Given instruction —
The records below are to be repeated in full, exactly as they are.

Input data —
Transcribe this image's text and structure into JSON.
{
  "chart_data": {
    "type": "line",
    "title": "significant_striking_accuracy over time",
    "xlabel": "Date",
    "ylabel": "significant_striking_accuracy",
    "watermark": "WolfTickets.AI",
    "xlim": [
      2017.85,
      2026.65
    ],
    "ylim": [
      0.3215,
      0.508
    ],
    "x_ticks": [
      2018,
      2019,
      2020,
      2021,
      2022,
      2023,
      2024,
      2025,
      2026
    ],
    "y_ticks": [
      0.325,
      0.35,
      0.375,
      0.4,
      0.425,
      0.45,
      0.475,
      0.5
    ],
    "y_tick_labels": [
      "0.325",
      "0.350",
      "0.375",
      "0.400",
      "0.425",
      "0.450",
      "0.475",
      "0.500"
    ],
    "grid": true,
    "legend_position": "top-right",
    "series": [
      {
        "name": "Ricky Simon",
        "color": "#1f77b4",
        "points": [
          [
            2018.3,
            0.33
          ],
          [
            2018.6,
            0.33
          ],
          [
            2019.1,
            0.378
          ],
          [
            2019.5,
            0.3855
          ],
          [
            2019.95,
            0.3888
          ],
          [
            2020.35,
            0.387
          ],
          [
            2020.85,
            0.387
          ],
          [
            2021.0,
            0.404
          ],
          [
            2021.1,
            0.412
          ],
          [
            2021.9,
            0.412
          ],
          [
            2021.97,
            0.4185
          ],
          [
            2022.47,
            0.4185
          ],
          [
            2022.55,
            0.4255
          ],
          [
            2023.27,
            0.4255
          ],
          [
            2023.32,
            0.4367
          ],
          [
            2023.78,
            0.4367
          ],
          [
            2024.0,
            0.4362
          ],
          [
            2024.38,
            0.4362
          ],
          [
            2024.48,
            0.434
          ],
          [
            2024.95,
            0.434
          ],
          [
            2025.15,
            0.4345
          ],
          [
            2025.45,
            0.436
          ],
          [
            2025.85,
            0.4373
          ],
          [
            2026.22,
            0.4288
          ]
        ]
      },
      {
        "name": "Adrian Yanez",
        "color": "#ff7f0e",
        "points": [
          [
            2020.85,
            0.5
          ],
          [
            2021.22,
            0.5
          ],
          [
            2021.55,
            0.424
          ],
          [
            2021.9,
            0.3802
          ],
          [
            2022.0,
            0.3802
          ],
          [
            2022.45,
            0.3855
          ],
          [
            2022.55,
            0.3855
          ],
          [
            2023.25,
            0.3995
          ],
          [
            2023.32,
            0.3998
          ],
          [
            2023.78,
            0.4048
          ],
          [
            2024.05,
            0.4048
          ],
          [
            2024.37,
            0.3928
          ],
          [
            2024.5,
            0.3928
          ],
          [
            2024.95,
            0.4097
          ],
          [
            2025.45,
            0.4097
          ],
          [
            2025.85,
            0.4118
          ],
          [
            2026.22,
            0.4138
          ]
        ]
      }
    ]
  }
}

Exercise response —
Transcribe this image's text and structure into JSON.
{
  "chart_data": {
    "type": "line",
    "title": "significant_striking_accuracy over time",
    "xlabel": "Date",
    "ylabel": "significant_striking_accuracy",
    "watermark": "WolfTickets.AI",
    "xlim": [
      2017.85,
      2026.65
    ],
    "ylim": [
      0.3215,
      0.508
    ],
    "x_ticks": [
      2018,
      2019,
      2020,
      2021,
      2022,
      2023,
      2024,
      2025,
      2026
    ],
    "y_ticks": [
      0.325,
      0.35,
      0.375,
      0.4,
      0.425,
      0.45,
      0.475,
      0.5
    ],
    "y_tick_labels": [
      "0.325",
      "0.350",
      "0.375",
      "0.400",
      "0.425",
      "0.450",
      "0.475",
      "0.500"
    ],
    "grid": true,
    "legend_position": "top-right",
    "series": [
      {
        "name": "Ricky Simon",
        "color": "#1f77b4",
        "points": [
          [
            2018.3,
            0.33
          ],
          [
            2018.6,
            0.33
          ],
          [
            2019.1,
            0.378
          ],
          [
            2019.5,
            0.3855
          ],
          [
            2019.95,
            0.3888
          ],
          [
            2020.35,
            0.387
          ],
          [
            2020.85,
            0.387
          ],
          [
            2021.0,
            0.404
          ],
          [
            2021.1,
            0.412
          ],
          [
            2021.9,
            0.412
          ],
          [
            2021.97,
            0.4185
          ],
          [
            2022.47,
            0.4185
          ],
          [
            2022.55,
            0.4255
          ],
          [
            2023.27,
            0.4255
          ],
          [
            2023.32,
            0.4367
          ],
          [
            2023.78,
            0.4367
          ],
          [
            2024.0,
            0.4362
          ],
          [
            2024.38,
            0.4362
          ],
          [
            2024.48,
            0.434
          ],
          [
            2024.95,
            0.434
          ],
          [
            2025.15,
            0.4345
          ],
          [
            2025.45,
            0.436
          ],
          [
            2025.85,
            0.4373
          ],
          [
            2026.22,
            0.4288
          ]
        ]
      },
      {
        "name": "Adrian Yanez",
        "color": "#ff7f0e",
        "points": [
          [
            2020.85,
            0.5
          ],
          [
            2021.22,
            0.5
          ],
          [
            2021.55,
            0.424
          ],
          [
            2021.9,
            0.3802
          ],
          [
            2022.0,
            0.3802
          ],
          [
            2022.45,
            0.3855
          ],
          [
            2022.55,
            0.3855
          ],
          [
            2023.25,
            0.3995
          ],
          [
            2023.32,
            0.3998
          ],
          [
            2023.78,
            0.4048
          ],
          [
            2024.05,
            0.4048
          ],
          [
            2024.37,
            0.3928
          ],
          [
            2024.5,
            0.3928
          ],
          [
            2024.95,
            0.4097
          ],
          [
            2025.45,
            0.4097
          ],
          [
            2025.85,
            0.4118
          ],
          [
            2026.22,
            0.4138
          ]
        ]
      }
    ]
  }
}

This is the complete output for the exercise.